> _Text section_
The Setup: The Swing Chart is Green (Uptrend), but the market pulls back (Down Day) without breaking the swing bottom.
The Trigger: The price turns back up and breaks the high of the reaction bar.
The Action: Buy to join the existing trend.
The Stop: The stop goes behind the previous bar. This keeps the risk very tight.
Part 3: Trade Management (The “Lots of 3”)
Entering is easy. Managing the trade is where the money is made. I use a scaling method designed for small accounts called “Lots of 3.”
1. The Entry You enter with a multiple of 3 contracts (e.g., 3, 6, or 9).
2. The Initial Target (Bank the Cash) We do not wait for a home run to get paid.
The Rule: Take 2/3rds of your position OFF at the initial target (usually when profit equals 1/2 of your risk).
The Initial Target = Entry – Stop Loss / 2
Why? This puts cash in your pocket immediately. It pays for the trade.
3. The “Free Trade” Once you sell those first 2 contracts, you move the Stop Loss on the remaining runner to Break-Even.
Result: You cannot lose money on this trade. You are now playing with “House Money.”
Part 4: The Exit (The Trailing Stop)
Now that you have a “Runner” (the last 1/3rd of your position), you let it run as long as possible. You never guess the top.
The Routine: Every day at the close (or the next morning), look at the bar that just finished.
The Rule: Move your Stop Loss to one tick below the Low of the Previous Day (for longs).
The End: Eventually, the trend will turn. The price will hit your trailing stop. The computer takes you out automatically.
The Real Life Example: Silver
Let’s look at the actual charts from the historic Silver rally we just saw in January 2026. This isn’t a theory; this is what really happened.

> _What to do_
In the trade-management text, where is the stop loss on the remaining runner moved once the first two contracts are sold?

> _Source information_
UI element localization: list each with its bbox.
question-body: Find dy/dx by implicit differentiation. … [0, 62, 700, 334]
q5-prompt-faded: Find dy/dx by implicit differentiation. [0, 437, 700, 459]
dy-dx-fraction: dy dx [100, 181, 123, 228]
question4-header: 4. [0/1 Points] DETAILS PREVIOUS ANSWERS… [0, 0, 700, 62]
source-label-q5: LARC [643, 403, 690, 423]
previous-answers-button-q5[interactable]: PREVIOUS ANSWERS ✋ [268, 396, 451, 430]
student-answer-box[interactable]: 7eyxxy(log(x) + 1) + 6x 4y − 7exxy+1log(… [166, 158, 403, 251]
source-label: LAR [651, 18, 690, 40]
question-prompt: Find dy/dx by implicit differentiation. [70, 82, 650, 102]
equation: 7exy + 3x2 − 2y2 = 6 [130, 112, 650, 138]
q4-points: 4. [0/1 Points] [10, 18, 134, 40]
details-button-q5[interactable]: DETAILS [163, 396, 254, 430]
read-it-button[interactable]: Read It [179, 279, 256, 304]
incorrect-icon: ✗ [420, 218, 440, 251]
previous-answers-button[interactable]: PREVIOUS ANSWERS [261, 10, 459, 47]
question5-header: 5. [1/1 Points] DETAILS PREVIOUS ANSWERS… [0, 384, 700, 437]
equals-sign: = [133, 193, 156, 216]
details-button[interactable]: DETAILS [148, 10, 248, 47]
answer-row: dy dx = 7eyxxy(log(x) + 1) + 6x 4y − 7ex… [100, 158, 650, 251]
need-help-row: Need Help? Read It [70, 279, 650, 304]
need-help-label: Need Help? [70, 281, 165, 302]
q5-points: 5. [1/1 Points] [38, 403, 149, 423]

> _Result of this task_
To break-even.